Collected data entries

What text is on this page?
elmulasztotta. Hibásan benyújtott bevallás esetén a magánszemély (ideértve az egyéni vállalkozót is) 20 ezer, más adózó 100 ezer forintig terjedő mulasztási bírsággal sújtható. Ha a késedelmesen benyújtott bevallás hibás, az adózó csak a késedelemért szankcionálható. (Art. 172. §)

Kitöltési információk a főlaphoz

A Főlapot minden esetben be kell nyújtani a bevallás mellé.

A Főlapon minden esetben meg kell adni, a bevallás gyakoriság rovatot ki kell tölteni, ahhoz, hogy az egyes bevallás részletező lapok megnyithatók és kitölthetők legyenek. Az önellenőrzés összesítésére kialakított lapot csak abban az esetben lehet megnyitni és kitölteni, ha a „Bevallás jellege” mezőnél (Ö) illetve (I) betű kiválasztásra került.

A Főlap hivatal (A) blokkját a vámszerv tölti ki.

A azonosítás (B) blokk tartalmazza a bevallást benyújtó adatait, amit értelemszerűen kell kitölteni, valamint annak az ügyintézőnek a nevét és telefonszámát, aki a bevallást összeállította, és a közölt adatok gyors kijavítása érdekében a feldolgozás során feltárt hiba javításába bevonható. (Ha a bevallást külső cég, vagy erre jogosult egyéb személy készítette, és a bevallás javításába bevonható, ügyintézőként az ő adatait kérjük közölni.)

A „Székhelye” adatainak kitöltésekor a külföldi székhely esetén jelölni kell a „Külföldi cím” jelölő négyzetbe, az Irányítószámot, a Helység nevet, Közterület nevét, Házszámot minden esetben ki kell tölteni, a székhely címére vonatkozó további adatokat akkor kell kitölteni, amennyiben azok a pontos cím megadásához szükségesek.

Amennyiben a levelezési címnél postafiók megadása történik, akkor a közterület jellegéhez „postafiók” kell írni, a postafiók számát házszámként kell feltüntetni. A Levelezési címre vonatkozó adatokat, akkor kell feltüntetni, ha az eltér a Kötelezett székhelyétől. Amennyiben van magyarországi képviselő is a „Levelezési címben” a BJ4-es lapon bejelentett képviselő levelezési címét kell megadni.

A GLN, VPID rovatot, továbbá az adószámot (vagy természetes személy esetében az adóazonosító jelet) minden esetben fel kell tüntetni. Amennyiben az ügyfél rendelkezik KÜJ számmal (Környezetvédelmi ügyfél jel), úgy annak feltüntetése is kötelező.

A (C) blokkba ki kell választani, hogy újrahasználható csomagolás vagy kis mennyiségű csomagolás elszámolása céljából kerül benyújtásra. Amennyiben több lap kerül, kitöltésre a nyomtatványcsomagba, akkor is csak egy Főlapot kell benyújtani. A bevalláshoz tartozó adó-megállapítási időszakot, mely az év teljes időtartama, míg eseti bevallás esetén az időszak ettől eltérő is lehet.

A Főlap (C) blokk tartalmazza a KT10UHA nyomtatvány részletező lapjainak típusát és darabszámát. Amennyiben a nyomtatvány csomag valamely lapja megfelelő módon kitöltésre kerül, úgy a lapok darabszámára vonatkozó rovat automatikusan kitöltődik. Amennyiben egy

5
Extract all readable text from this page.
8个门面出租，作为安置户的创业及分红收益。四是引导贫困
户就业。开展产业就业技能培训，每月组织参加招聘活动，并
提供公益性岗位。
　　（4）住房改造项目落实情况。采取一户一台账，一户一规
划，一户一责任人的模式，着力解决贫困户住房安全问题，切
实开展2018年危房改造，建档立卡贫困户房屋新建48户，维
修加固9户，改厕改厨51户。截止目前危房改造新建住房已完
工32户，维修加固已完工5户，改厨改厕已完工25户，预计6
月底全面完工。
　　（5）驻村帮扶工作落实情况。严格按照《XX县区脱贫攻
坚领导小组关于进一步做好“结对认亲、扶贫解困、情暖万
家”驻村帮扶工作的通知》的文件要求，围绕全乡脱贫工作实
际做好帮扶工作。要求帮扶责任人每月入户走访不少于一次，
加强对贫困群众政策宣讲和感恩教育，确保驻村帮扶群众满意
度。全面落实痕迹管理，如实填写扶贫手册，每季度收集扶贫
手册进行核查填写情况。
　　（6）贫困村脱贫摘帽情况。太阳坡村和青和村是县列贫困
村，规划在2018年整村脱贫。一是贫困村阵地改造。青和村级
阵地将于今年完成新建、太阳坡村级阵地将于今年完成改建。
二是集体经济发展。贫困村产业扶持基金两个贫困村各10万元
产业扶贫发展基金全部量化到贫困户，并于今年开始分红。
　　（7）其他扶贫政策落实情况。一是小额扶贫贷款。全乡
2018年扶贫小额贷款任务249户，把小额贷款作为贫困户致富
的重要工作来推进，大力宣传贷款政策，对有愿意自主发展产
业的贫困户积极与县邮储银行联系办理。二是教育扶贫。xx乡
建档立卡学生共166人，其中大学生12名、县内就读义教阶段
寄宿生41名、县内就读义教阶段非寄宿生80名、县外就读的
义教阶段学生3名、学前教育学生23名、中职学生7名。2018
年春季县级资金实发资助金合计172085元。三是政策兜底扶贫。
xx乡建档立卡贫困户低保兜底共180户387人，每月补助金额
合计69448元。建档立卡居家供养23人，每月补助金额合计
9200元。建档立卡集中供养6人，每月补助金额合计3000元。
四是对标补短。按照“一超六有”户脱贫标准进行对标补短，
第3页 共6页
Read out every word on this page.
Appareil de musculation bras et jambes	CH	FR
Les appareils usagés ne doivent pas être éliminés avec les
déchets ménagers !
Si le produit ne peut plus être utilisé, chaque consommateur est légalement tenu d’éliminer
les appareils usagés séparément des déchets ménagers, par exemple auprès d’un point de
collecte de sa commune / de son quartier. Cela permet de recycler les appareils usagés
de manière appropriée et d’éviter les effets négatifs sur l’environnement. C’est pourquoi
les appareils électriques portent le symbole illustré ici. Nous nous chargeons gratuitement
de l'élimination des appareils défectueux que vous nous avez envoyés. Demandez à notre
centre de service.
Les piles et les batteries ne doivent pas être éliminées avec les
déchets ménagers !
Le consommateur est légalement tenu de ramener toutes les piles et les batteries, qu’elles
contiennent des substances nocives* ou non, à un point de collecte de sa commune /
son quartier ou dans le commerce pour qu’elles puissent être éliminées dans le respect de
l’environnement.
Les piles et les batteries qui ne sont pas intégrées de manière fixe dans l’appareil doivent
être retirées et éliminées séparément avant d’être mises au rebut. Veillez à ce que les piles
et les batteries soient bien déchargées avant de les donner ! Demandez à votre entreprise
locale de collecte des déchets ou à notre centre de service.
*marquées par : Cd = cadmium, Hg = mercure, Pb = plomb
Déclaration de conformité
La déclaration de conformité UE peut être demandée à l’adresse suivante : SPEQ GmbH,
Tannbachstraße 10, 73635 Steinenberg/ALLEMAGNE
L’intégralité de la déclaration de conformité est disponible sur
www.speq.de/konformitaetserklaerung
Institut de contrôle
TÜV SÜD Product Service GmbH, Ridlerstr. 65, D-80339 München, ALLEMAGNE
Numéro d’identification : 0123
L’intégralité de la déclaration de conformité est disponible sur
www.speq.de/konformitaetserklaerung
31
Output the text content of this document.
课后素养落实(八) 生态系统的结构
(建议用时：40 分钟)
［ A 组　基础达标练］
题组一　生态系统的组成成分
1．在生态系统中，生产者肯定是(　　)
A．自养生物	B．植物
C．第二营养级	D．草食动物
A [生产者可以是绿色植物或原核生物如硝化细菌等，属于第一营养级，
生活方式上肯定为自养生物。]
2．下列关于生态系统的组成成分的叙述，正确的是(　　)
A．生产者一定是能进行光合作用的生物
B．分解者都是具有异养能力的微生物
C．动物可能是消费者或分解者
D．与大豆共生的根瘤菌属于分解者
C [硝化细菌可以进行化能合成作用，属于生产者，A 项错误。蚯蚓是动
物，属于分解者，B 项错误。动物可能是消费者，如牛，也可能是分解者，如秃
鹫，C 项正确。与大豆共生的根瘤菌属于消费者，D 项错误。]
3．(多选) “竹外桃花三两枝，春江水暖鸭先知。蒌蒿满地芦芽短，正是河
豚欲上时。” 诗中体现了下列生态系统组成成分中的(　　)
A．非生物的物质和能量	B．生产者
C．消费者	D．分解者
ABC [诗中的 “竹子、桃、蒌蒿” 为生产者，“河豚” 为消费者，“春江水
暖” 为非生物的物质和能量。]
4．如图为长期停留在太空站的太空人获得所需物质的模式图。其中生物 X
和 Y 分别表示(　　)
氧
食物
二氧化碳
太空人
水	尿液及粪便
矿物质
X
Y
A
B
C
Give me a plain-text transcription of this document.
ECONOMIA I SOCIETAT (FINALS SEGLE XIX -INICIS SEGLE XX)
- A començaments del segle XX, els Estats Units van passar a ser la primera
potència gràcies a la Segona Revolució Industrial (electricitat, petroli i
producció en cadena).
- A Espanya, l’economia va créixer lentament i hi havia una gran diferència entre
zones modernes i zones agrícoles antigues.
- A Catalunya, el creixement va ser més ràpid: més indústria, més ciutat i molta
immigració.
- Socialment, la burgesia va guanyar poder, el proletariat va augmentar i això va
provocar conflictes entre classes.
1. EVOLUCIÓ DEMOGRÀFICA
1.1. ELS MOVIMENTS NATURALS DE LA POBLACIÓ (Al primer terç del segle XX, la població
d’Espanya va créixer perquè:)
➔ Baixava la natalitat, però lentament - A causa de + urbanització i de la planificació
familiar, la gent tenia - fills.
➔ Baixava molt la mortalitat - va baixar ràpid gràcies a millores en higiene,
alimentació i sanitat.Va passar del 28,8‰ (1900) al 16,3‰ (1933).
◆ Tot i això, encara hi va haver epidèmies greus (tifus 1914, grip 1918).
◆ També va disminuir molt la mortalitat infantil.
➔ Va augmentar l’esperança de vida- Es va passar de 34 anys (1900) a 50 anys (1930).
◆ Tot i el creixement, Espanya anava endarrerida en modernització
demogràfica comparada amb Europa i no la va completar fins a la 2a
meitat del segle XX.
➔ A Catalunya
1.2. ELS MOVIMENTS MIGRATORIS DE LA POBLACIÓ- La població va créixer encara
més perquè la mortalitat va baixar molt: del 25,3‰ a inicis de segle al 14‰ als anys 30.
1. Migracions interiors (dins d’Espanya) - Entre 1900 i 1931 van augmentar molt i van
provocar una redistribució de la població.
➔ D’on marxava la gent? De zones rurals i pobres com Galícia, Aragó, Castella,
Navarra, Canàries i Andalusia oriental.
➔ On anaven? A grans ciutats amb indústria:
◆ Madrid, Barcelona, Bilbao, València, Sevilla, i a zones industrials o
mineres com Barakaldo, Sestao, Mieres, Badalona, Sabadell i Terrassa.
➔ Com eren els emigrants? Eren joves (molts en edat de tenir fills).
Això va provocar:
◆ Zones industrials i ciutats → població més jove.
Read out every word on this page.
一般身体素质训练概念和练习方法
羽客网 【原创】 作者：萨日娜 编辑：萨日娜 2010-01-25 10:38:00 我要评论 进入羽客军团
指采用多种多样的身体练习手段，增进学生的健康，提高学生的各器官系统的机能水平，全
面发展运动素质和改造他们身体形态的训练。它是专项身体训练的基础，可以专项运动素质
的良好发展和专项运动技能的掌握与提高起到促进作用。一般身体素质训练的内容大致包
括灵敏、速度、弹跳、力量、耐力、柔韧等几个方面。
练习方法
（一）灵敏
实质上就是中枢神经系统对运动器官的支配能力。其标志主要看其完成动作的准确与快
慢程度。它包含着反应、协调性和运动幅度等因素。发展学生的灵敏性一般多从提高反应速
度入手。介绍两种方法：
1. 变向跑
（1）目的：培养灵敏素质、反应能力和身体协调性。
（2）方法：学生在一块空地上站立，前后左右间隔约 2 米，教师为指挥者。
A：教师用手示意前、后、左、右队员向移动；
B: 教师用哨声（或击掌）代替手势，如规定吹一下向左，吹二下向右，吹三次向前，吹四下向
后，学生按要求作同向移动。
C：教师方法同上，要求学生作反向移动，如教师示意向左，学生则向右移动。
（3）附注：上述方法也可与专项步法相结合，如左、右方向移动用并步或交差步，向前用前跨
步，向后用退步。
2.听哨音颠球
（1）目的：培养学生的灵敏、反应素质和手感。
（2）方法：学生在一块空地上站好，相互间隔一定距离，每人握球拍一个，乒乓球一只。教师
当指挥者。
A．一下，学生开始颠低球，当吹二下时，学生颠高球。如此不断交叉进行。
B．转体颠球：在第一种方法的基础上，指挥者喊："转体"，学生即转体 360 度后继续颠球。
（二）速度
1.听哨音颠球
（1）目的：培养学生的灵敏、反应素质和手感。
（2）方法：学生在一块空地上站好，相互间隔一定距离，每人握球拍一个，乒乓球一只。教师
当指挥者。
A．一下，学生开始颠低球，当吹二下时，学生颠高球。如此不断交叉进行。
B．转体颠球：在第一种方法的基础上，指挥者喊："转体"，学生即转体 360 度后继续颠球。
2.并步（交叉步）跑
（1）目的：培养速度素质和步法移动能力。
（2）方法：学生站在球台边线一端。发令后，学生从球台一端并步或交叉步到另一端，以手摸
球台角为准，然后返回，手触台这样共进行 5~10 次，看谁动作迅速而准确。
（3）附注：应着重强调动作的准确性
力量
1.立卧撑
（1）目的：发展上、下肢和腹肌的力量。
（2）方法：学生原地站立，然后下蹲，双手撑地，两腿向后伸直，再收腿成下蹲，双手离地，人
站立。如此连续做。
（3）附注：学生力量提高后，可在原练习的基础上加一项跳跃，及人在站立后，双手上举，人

→ **Your goal**
Collect every line above that contains the word "gràcies".

→ **Written answer**
potència gràcies a la Segona Revolució Industrial (electricitat, petroli i
➔ Baixava molt la mortalitat - va baixar ràpid gràcies a millores en higiene,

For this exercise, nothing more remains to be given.